The exercise: Pick out each line of the records in which the word "инвалидности" appears.

_____

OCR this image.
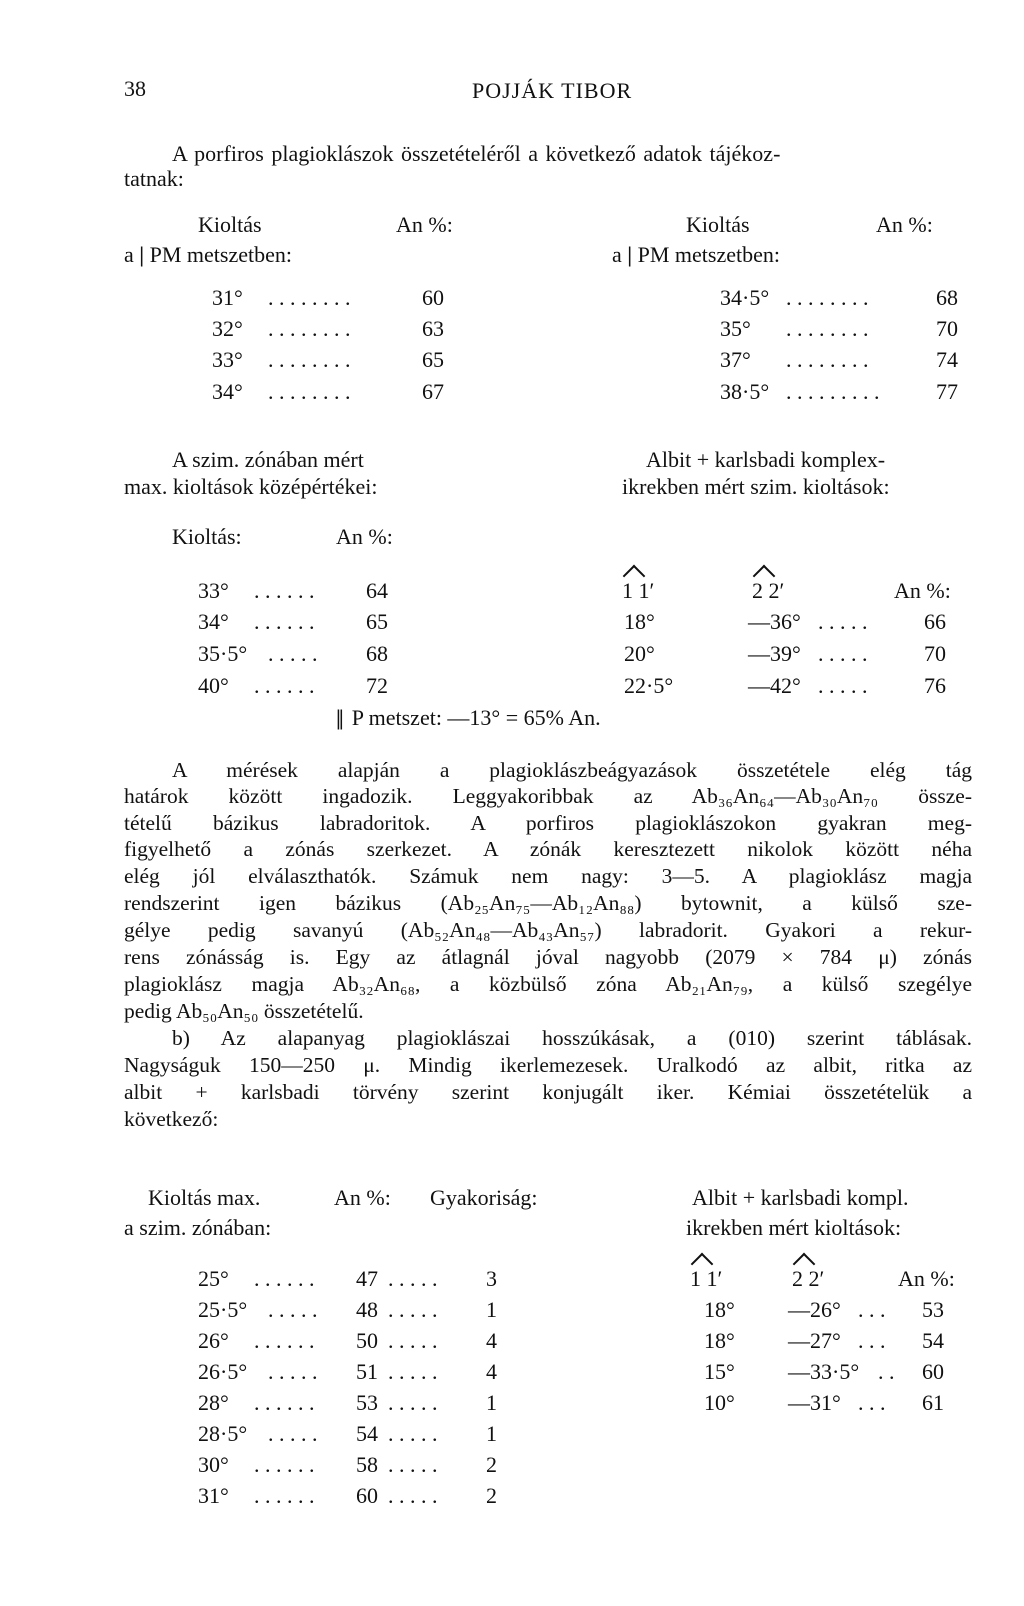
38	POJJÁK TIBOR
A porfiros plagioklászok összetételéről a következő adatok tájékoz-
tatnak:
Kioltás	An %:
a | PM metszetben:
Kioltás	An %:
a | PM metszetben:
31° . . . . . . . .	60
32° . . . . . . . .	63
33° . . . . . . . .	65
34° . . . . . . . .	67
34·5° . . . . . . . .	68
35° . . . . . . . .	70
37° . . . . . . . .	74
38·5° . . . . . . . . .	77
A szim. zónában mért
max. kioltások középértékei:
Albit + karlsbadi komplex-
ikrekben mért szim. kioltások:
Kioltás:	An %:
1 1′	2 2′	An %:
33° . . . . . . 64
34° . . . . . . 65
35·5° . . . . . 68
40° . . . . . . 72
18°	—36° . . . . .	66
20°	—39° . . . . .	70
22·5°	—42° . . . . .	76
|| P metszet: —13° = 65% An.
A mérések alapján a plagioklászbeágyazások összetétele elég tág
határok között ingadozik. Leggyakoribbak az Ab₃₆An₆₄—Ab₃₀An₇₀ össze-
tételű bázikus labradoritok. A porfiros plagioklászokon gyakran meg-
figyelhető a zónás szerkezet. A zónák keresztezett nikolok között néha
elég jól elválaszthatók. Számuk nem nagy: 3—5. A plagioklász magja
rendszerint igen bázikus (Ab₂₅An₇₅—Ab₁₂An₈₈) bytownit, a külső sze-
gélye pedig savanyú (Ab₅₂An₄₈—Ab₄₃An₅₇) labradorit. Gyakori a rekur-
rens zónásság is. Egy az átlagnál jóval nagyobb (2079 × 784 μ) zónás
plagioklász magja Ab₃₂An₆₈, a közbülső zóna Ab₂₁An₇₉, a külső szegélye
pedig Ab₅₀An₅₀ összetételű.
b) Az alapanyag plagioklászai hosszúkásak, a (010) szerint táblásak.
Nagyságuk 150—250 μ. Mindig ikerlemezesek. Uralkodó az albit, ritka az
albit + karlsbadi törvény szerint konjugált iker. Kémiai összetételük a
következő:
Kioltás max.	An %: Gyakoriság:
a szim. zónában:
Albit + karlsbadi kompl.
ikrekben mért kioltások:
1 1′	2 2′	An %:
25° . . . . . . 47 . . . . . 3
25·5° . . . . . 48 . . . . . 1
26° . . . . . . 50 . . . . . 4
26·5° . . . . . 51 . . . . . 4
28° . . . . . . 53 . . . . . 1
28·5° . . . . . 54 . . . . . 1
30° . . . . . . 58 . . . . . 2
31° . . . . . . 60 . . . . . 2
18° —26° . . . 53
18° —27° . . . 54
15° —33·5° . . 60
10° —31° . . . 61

_____

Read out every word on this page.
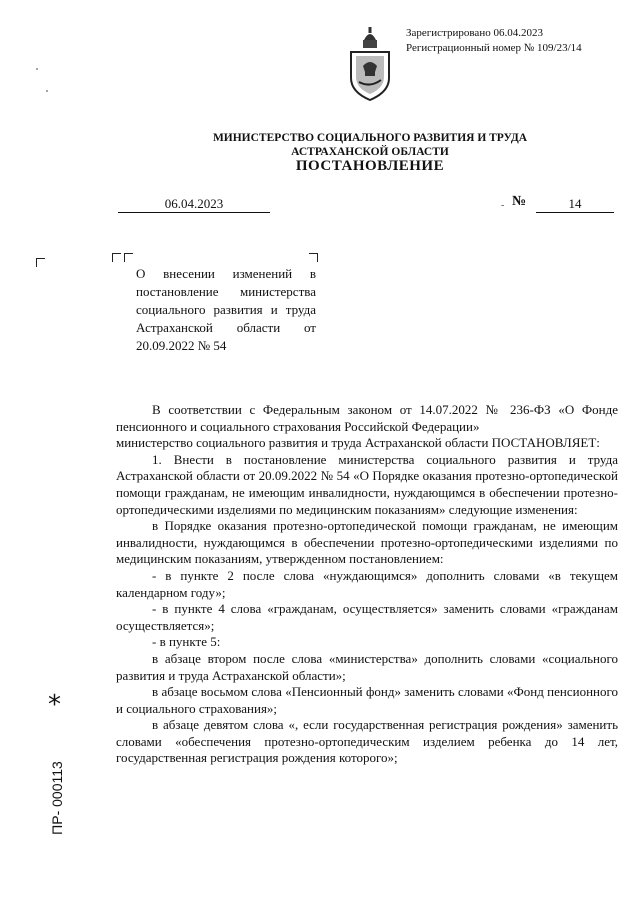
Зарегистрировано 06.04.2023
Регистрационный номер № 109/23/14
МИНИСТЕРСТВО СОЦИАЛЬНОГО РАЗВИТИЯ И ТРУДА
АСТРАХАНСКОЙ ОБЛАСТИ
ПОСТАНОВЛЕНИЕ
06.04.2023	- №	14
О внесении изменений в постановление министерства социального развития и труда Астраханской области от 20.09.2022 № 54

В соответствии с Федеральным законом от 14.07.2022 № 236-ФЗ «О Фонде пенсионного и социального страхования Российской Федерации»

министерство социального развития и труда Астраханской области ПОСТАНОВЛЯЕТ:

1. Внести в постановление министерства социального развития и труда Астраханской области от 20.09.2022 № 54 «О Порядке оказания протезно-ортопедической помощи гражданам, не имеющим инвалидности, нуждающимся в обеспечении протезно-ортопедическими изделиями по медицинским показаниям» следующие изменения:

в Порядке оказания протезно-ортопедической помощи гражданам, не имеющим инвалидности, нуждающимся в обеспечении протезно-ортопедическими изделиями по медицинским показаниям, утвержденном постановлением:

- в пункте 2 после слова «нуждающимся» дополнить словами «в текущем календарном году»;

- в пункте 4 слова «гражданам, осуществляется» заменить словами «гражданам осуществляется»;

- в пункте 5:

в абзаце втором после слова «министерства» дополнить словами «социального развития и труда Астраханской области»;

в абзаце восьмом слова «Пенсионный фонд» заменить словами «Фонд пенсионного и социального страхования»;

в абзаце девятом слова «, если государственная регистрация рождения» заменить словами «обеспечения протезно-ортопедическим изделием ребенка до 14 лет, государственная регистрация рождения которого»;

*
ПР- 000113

_____

Answer below:
1. Внести в постановление министерства социального развития и труда Астраханской области от 20.09.2022 № 54 «О Порядке оказания протезно-ортопедической помощи гражданам, не имеющим инвалидности, нуждающимся в обеспечении протезно-ортопедическими изделиями по медицинским показаниям» следующие изменения:
в Порядке оказания протезно-ортопедической помощи гражданам, не имеющим инвалидности, нуждающимся в обеспечении протезно-ортопедическими изделиями по медицинским показаниям, утвержденном постановлением:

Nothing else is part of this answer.